Dataset entries on figures:

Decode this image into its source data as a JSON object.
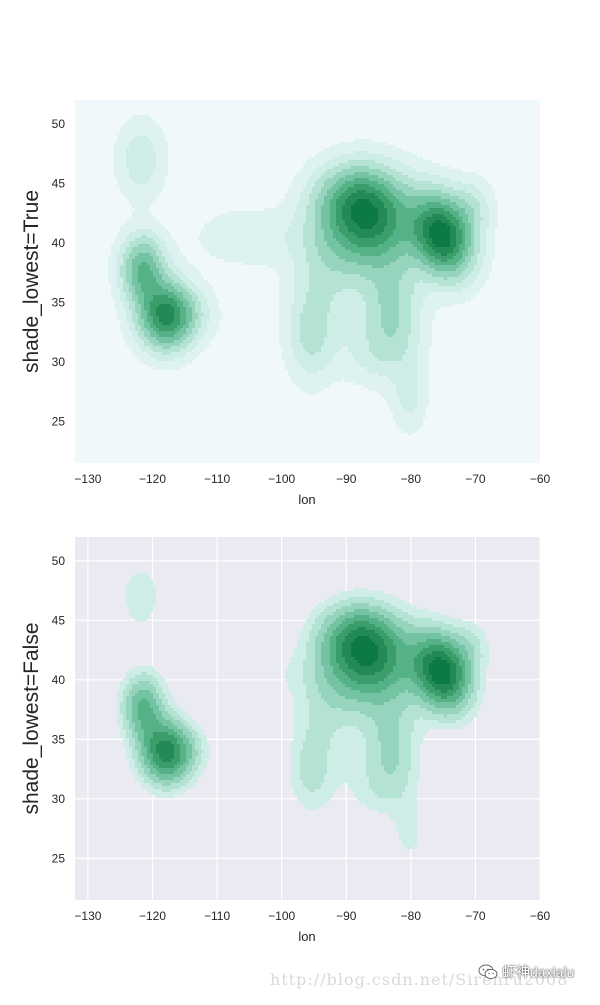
{
  "chart_data": [
    {
      "type": "kde_contour",
      "ylabel": "shade_lowest=True",
      "xlabel": "lon",
      "xlim": [
        -132,
        -60
      ],
      "ylim": [
        21.5,
        52
      ],
      "xticks": [
        -130,
        -120,
        -110,
        -100,
        -90,
        -80,
        -70,
        -60
      ],
      "yticks": [
        25,
        30,
        35,
        40,
        45,
        50
      ],
      "grid": false,
      "background": "#f0f8fc",
      "shade_lowest": true,
      "density_peaks": [
        {
          "lon": -121.8,
          "lat": 47.0
        },
        {
          "lon": -121.5,
          "lat": 37.8
        },
        {
          "lon": -118.0,
          "lat": 33.9
        },
        {
          "lon": -86.5,
          "lat": 41.9
        },
        {
          "lon": -75.2,
          "lat": 40.6
        },
        {
          "lon": -80.2,
          "lat": 27.0
        }
      ]
    },
    {
      "type": "kde_contour",
      "ylabel": "shade_lowest=False",
      "xlabel": "lon",
      "xlim": [
        -132,
        -60
      ],
      "ylim": [
        21.5,
        52
      ],
      "xticks": [
        -130,
        -120,
        -110,
        -100,
        -90,
        -80,
        -70,
        -60
      ],
      "yticks": [
        25,
        30,
        35,
        40,
        45,
        50
      ],
      "grid": true,
      "background": "#eaeaf2",
      "shade_lowest": false,
      "density_peaks": [
        {
          "lon": -121.8,
          "lat": 47.0
        },
        {
          "lon": -121.5,
          "lat": 37.8
        },
        {
          "lon": -118.0,
          "lat": 33.9
        },
        {
          "lon": -86.5,
          "lat": 41.9
        },
        {
          "lon": -75.2,
          "lat": 40.6
        },
        {
          "lon": -80.2,
          "lat": 27.0
        }
      ]
    }
  ],
  "colors": {
    "levels": [
      "#f0f8fc",
      "#def2f2",
      "#cdede6",
      "#b4e2d3",
      "#96d4bd",
      "#74c3a2",
      "#55b286",
      "#3a9d6a",
      "#238a55",
      "#0d7a44"
    ],
    "axis_background_top": "#f0f8fc",
    "axis_background_bottom": "#eaeaf2",
    "grid": "#ffffff"
  },
  "watermark": {
    "url": "http://blog.csdn.net/Sirenru2008",
    "brand": "虾神daxialu",
    "icon": "wechat-icon"
  }
}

Exercise prompt ▸
In the copy, include all records verbatim but no images.

Task result ▸
Decode this image into its source data as a JSON object.
{
  "chart_data": [
    {
      "type": "kde_contour",
      "ylabel": "shade_lowest=True",
      "xlabel": "lon",
      "xlim": [
        -132,
        -60
      ],
      "ylim": [
        21.5,
        52
      ],
      "xticks": [
        -130,
        -120,
        -110,
        -100,
        -90,
        -80,
        -70,
        -60
      ],
      "yticks": [
        25,
        30,
        35,
        40,
        45,
        50
      ],
      "grid": false,
      "background": "#f0f8fc",
      "shade_lowest": true,
      "density_peaks": [
        {
          "lon": -121.8,
          "lat": 47.0
        },
        {
          "lon": -121.5,
          "lat": 37.8
        },
        {
          "lon": -118.0,
          "lat": 33.9
        },
        {
          "lon": -86.5,
          "lat": 41.9
        },
        {
          "lon": -75.2,
          "lat": 40.6
        },
        {
          "lon": -80.2,
          "lat": 27.0
        }
      ]
    },
    {
      "type": "kde_contour",
      "ylabel": "shade_lowest=False",
      "xlabel": "lon",
      "xlim": [
        -132,
        -60
      ],
      "ylim": [
        21.5,
        52
      ],
      "xticks": [
        -130,
        -120,
        -110,
        -100,
        -90,
        -80,
        -70,
        -60
      ],
      "yticks": [
        25,
        30,
        35,
        40,
        45,
        50
      ],
      "grid": true,
      "background": "#eaeaf2",
      "shade_lowest": false,
      "density_peaks": [
        {
          "lon": -121.8,
          "lat": 47.0
        },
        {
          "lon": -121.5,
          "lat": 37.8
        },
        {
          "lon": -118.0,
          "lat": 33.9
        },
        {
          "lon": -86.5,
          "lat": 41.9
        },
        {
          "lon": -75.2,
          "lat": 40.6
        },
        {
          "lon": -80.2,
          "lat": 27.0
        }
      ]
    }
  ],
  "colors": {
    "levels": [
      "#f0f8fc",
      "#def2f2",
      "#cdede6",
      "#b4e2d3",
      "#96d4bd",
      "#74c3a2",
      "#55b286",
      "#3a9d6a",
      "#238a55",
      "#0d7a44"
    ],
    "axis_background_top": "#f0f8fc",
    "axis_background_bottom": "#eaeaf2",
    "grid": "#ffffff"
  },
  "watermark": {
    "url": "http://blog.csdn.net/Sirenru2008",
    "brand": "虾神daxialu",
    "icon": "wechat-icon"
  }
}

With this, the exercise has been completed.